- [Objective]:
Output each line exactly as it appears, skipping any embedded picture.

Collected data

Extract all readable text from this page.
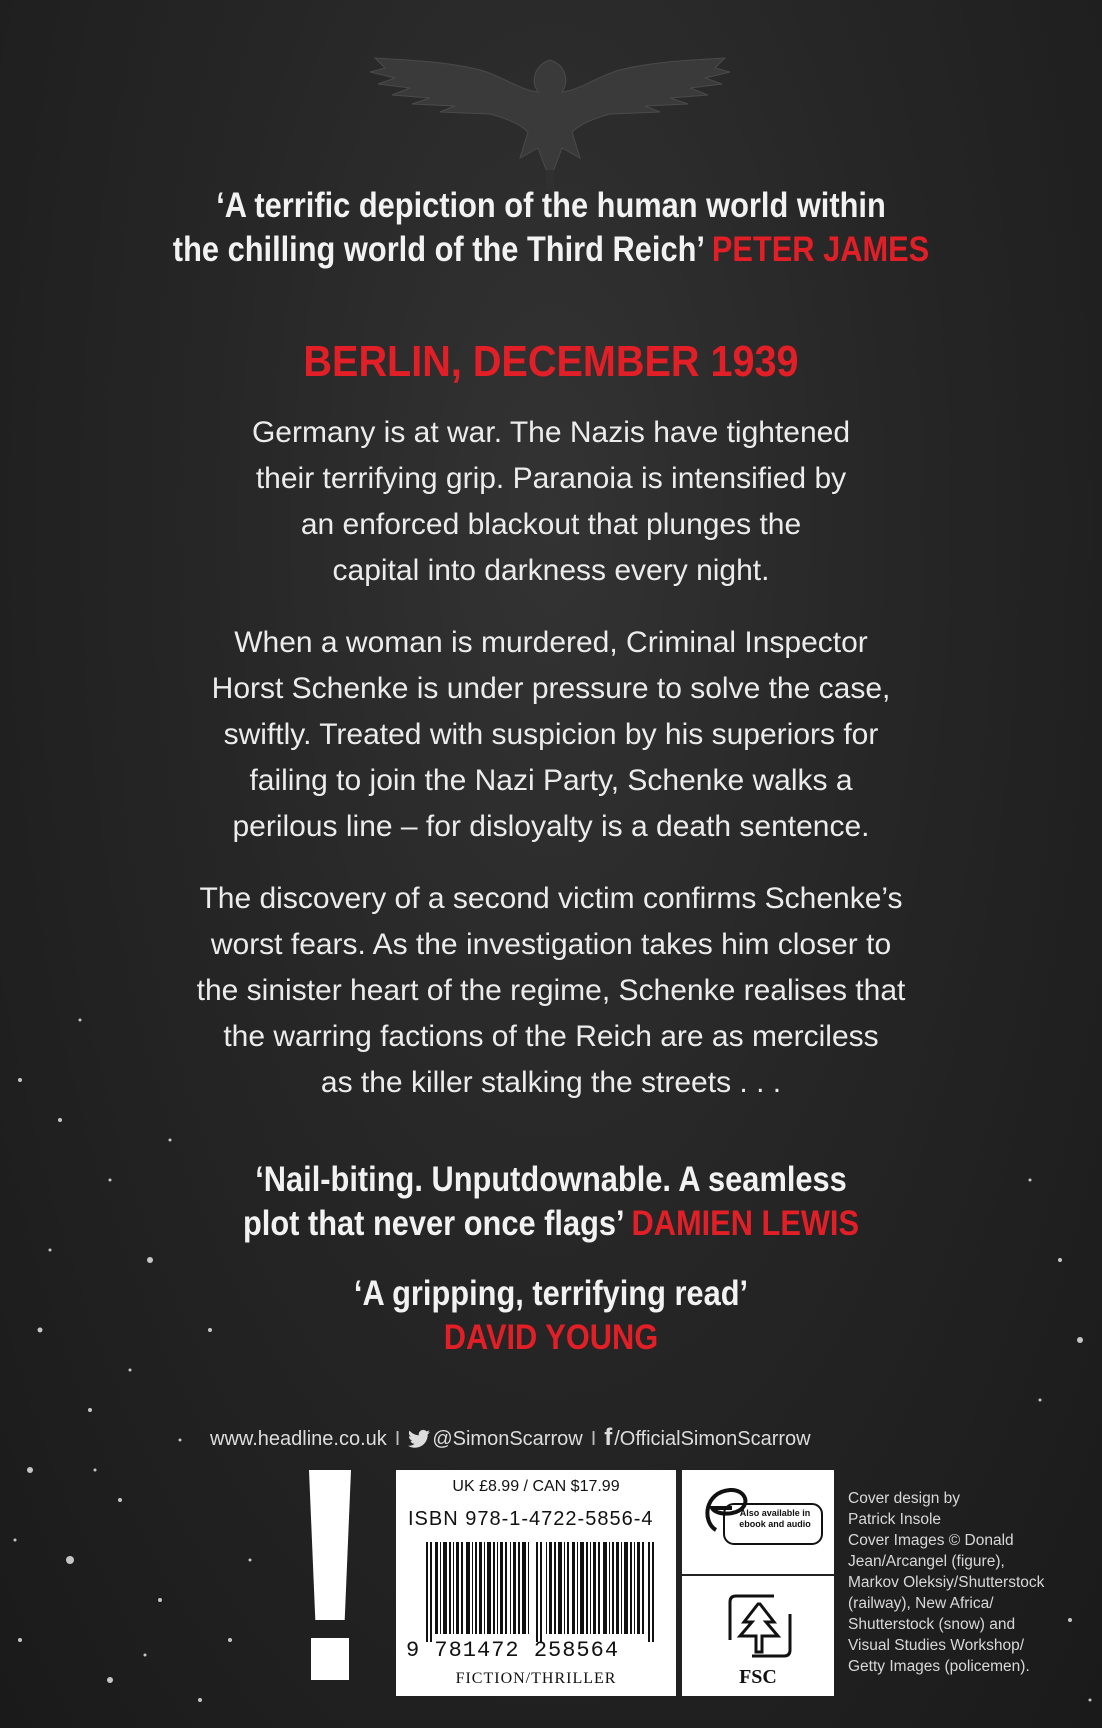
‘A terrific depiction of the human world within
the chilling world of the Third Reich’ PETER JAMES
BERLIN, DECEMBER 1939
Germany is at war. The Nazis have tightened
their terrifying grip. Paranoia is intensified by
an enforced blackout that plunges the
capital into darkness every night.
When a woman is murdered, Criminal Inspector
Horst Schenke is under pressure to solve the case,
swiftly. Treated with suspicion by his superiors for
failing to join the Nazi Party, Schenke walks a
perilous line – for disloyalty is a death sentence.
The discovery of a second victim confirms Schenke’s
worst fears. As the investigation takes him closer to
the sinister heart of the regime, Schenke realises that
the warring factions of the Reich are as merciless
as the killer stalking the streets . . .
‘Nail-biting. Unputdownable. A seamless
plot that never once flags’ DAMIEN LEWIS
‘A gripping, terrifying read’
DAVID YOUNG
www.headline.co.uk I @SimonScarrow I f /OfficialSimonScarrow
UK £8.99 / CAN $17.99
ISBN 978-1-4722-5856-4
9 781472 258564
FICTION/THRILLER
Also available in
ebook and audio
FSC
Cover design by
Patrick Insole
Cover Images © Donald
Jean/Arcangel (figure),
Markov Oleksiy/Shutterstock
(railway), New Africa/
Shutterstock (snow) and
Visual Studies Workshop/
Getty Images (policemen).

- [Full solution]:
Extract all readable text from this page.
‘A terrific depiction of the human world within
the chilling world of the Third Reich’ PETER JAMES
BERLIN, DECEMBER 1939
Germany is at war. The Nazis have tightened
their terrifying grip. Paranoia is intensified by
an enforced blackout that plunges the
capital into darkness every night.
When a woman is murdered, Criminal Inspector
Horst Schenke is under pressure to solve the case,
swiftly. Treated with suspicion by his superiors for
failing to join the Nazi Party, Schenke walks a
perilous line – for disloyalty is a death sentence.
The discovery of a second victim confirms Schenke’s
worst fears. As the investigation takes him closer to
the sinister heart of the regime, Schenke realises that
the warring factions of the Reich are as merciless
as the killer stalking the streets . . .
‘Nail-biting. Unputdownable. A seamless
plot that never once flags’ DAMIEN LEWIS
‘A gripping, terrifying read’
DAVID YOUNG
www.headline.co.uk I @SimonScarrow I f /OfficialSimonScarrow
UK £8.99 / CAN $17.99
ISBN 978-1-4722-5856-4
9 781472 258564
FICTION/THRILLER
Also available in
ebook and audio
FSC
Cover design by
Patrick Insole
Cover Images © Donald
Jean/Arcangel (figure),
Markov Oleksiy/Shutterstock
(railway), New Africa/
Shutterstock (snow) and
Visual Studies Workshop/
Getty Images (policemen).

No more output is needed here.